*** Data to use Section Begins ***

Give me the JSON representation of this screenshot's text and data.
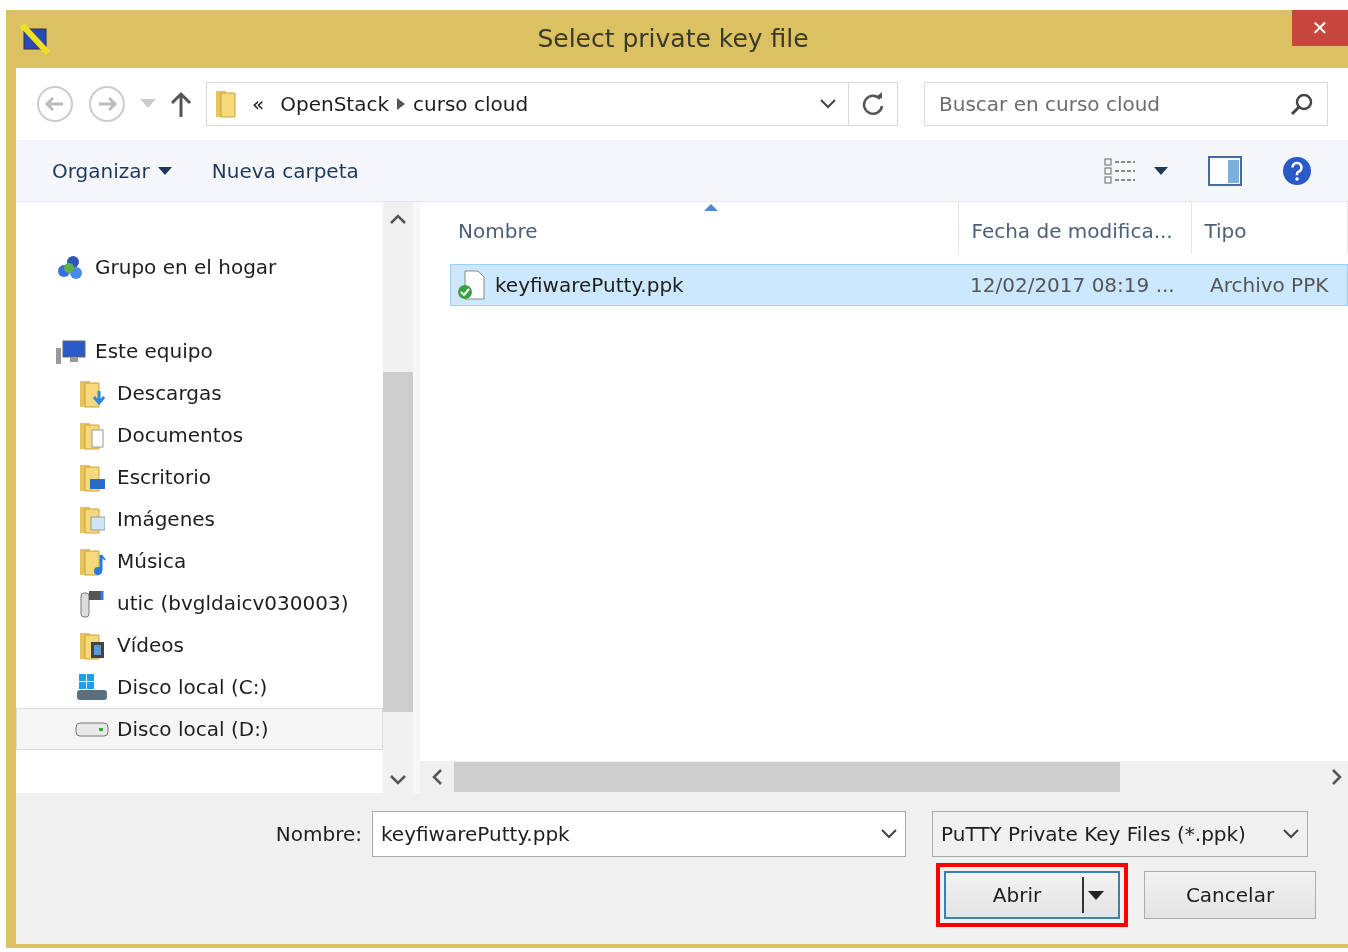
{
  "window": {
    "title": "Select private key file",
    "close": "✕"
  },
  "address": {
    "overflow": "«",
    "segments": [
      "OpenStack",
      "curso cloud"
    ]
  },
  "search": {
    "placeholder": "Buscar en curso cloud"
  },
  "toolbar": {
    "organize": "Organizar",
    "new_folder": "Nueva carpeta"
  },
  "navigation": [
    {
      "label": "Grupo en el hogar",
      "kind": "homegroup",
      "selected": false
    },
    {
      "label": "Este equipo",
      "kind": "computer",
      "selected": false,
      "children": [
        {
          "label": "Descargas",
          "kind": "downloads",
          "selected": false
        },
        {
          "label": "Documentos",
          "kind": "documents",
          "selected": false
        },
        {
          "label": "Escritorio",
          "kind": "desktop",
          "selected": false
        },
        {
          "label": "Imágenes",
          "kind": "pictures",
          "selected": false
        },
        {
          "label": "Música",
          "kind": "music",
          "selected": false
        },
        {
          "label": "utic (bvgldaicv030003)",
          "kind": "netdrive",
          "selected": false
        },
        {
          "label": "Vídeos",
          "kind": "videos",
          "selected": false
        },
        {
          "label": "Disco local (C:)",
          "kind": "sysdrive",
          "selected": false
        },
        {
          "label": "Disco local (D:)",
          "kind": "drive",
          "selected": true
        }
      ]
    }
  ],
  "files": {
    "columns": [
      {
        "label": "Nombre",
        "sorted": true
      },
      {
        "label": "Fecha de modifica...",
        "sorted": false
      },
      {
        "label": "Tipo",
        "sorted": false
      }
    ],
    "rows": [
      {
        "name": "keyfiwarePutty.ppk",
        "modified": "12/02/2017 08:19 ...",
        "type": "Archivo PPK",
        "selected": true
      }
    ]
  },
  "footer": {
    "name_label": "Nombre:",
    "name_value": "keyfiwarePutty.ppk",
    "filter": "PuTTY Private Key Files (*.ppk)",
    "buttons": [
      {
        "label": "Abrir",
        "kind": "split",
        "highlighted": true
      },
      {
        "label": "Cancelar",
        "kind": "plain",
        "highlighted": false
      }
    ]
  }
}
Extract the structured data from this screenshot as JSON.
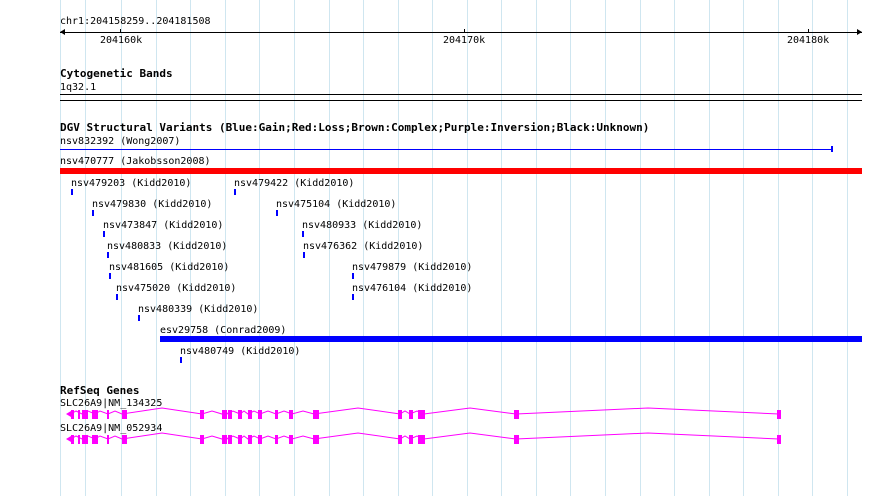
{
  "ruler": {
    "location": "chr1:204158259..204181508",
    "ticks": [
      "204160k",
      "204170k",
      "204180k"
    ]
  },
  "cytoband": {
    "title": "Cytogenetic Bands",
    "band": "1q32.1"
  },
  "dgv": {
    "title": "DGV Structural Variants (Blue:Gain;Red:Loss;Brown:Complex;Purple:Inversion;Black:Unknown)",
    "variants": [
      {
        "label": "nsv832392 (Wong2007)",
        "color": "#0000ff"
      },
      {
        "label": "nsv470777 (Jakobsson2008)",
        "color": "#ff0000"
      },
      {
        "label": "nsv479203 (Kidd2010)",
        "color": "#0000ff"
      },
      {
        "label": "nsv479422 (Kidd2010)",
        "color": "#0000ff"
      },
      {
        "label": "nsv479830 (Kidd2010)",
        "color": "#0000ff"
      },
      {
        "label": "nsv475104 (Kidd2010)",
        "color": "#0000ff"
      },
      {
        "label": "nsv473847 (Kidd2010)",
        "color": "#0000ff"
      },
      {
        "label": "nsv480933 (Kidd2010)",
        "color": "#0000ff"
      },
      {
        "label": "nsv480833 (Kidd2010)",
        "color": "#0000ff"
      },
      {
        "label": "nsv476362 (Kidd2010)",
        "color": "#0000ff"
      },
      {
        "label": "nsv481605 (Kidd2010)",
        "color": "#0000ff"
      },
      {
        "label": "nsv479879 (Kidd2010)",
        "color": "#0000ff"
      },
      {
        "label": "nsv475020 (Kidd2010)",
        "color": "#0000ff"
      },
      {
        "label": "nsv476104 (Kidd2010)",
        "color": "#0000ff"
      },
      {
        "label": "nsv480339 (Kidd2010)",
        "color": "#0000ff"
      },
      {
        "label": "esv29758 (Conrad2009)",
        "color": "#0000ff"
      },
      {
        "label": "nsv480749 (Kidd2010)",
        "color": "#0000ff"
      }
    ]
  },
  "refseq": {
    "title": "RefSeq Genes",
    "color": "#ff00ff",
    "genes": [
      {
        "label": "SLC26A9|NM_134325"
      },
      {
        "label": "SLC26A9|NM_052934"
      }
    ]
  }
}
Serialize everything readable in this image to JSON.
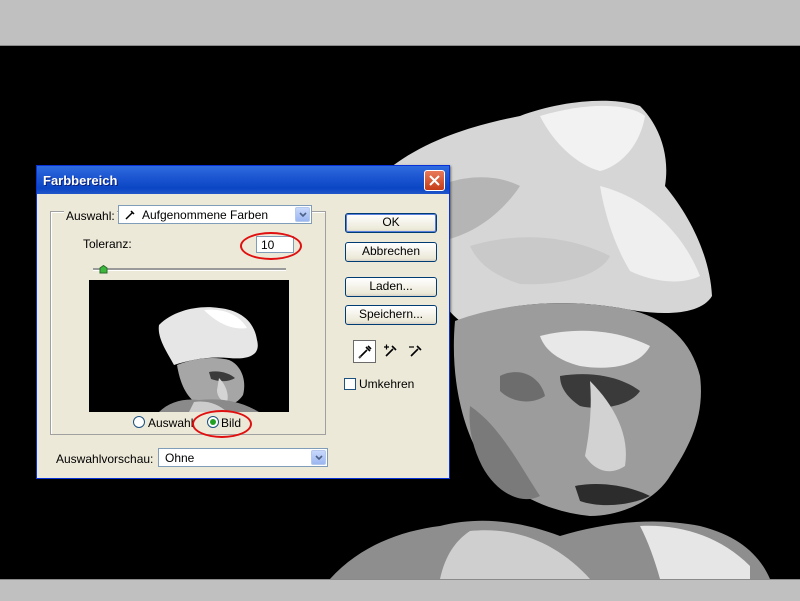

*** Data to use Section Ends ***

# Directions:
From the first line to the last, reproduce the records above exactly and skip the pictures.

# Output for this exercise:
Give me the JSON representation of this screenshot's text and data.
{
  "window": {
    "title": "Select private key file",
    "close": "✕"
  },
  "address": {
    "overflow": "«",
    "segments": [
      "OpenStack",
      "curso cloud"
    ]
  },
  "search": {
    "placeholder": "Buscar en curso cloud"
  },
  "toolbar": {
    "organize": "Organizar",
    "new_folder": "Nueva carpeta"
  },
  "navigation": [
    {
      "label": "Grupo en el hogar",
      "kind": "homegroup",
      "selected": false
    },
    {
      "label": "Este equipo",
      "kind": "computer",
      "selected": false,
      "children": [
        {
          "label": "Descargas",
          "kind": "downloads",
          "selected": false
        },
        {
          "label": "Documentos",
          "kind": "documents",
          "selected": false
        },
        {
          "label": "Escritorio",
          "kind": "desktop",
          "selected": false
        },
        {
          "label": "Imágenes",
          "kind": "pictures",
          "selected": false
        },
        {
          "label": "Música",
          "kind": "music",
          "selected": false
        },
        {
          "label": "utic (bvgldaicv030003)",
          "kind": "netdrive",
          "selected": false
        },
        {
          "label": "Vídeos",
          "kind": "videos",
          "selected": false
        },
        {
          "label": "Disco local (C:)",
          "kind": "sysdrive",
          "selected": false
        },
        {
          "label": "Disco local (D:)",
          "kind": "drive",
          "selected": true
        }
      ]
    }
  ],
  "files": {
    "columns": [
      {
        "label": "Nombre",
        "sorted": true
      },
      {
        "label": "Fecha de modifica...",
        "sorted": false
      },
      {
        "label": "Tipo",
        "sorted": false
      }
    ],
    "rows": [
      {
        "name": "keyfiwarePutty.ppk",
        "modified": "12/02/2017 08:19 ...",
        "type": "Archivo PPK",
        "selected": true
      }
    ]
  },
  "footer": {
    "name_label": "Nombre:",
    "name_value": "keyfiwarePutty.ppk",
    "filter": "PuTTY Private Key Files (*.ppk)",
    "buttons": [
      {
        "label": "Abrir",
        "kind": "split",
        "highlighted": true
      },
      {
        "label": "Cancelar",
        "kind": "plain",
        "highlighted": false
      }
    ]
  }
}
Extract the structured data from this screenshot as JSON.
{
  "ruler": {
    "location": "chr1:204158259..204181508",
    "ticks": [
      "204160k",
      "204170k",
      "204180k"
    ]
  },
  "cytoband": {
    "title": "Cytogenetic Bands",
    "band": "1q32.1"
  },
  "dgv": {
    "title": "DGV Structural Variants (Blue:Gain;Red:Loss;Brown:Complex;Purple:Inversion;Black:Unknown)",
    "variants": [
      {
        "label": "nsv832392 (Wong2007)",
        "color": "#0000ff"
      },
      {
        "label": "nsv470777 (Jakobsson2008)",
        "color": "#ff0000"
      },
      {
        "label": "nsv479203 (Kidd2010)",
        "color": "#0000ff"
      },
      {
        "label": "nsv479422 (Kidd2010)",
        "color": "#0000ff"
      },
      {
        "label": "nsv479830 (Kidd2010)",
        "color": "#0000ff"
      },
      {
        "label": "nsv475104 (Kidd2010)",
        "color": "#0000ff"
      },
      {
        "label": "nsv473847 (Kidd2010)",
        "color": "#0000ff"
      },
      {
        "label": "nsv480933 (Kidd2010)",
        "color": "#0000ff"
      },
      {
        "label": "nsv480833 (Kidd2010)",
        "color": "#0000ff"
      },
      {
        "label": "nsv476362 (Kidd2010)",
        "color": "#0000ff"
      },
      {
        "label": "nsv481605 (Kidd2010)",
        "color": "#0000ff"
      },
      {
        "label": "nsv479879 (Kidd2010)",
        "color": "#0000ff"
      },
      {
        "label": "nsv475020 (Kidd2010)",
        "color": "#0000ff"
      },
      {
        "label": "nsv476104 (Kidd2010)",
        "color": "#0000ff"
      },
      {
        "label": "nsv480339 (Kidd2010)",
        "color": "#0000ff"
      },
      {
        "label": "esv29758 (Conrad2009)",
        "color": "#0000ff"
      },
      {
        "label": "nsv480749 (Kidd2010)",
        "color": "#0000ff"
      }
    ]
  },
  "refseq": {
    "title": "RefSeq Genes",
    "color": "#ff00ff",
    "genes": [
      {
        "label": "SLC26A9|NM_134325"
      },
      {
        "label": "SLC26A9|NM_052934"
      }
    ]
  }
}
Serialize everything readable in this image to JSON.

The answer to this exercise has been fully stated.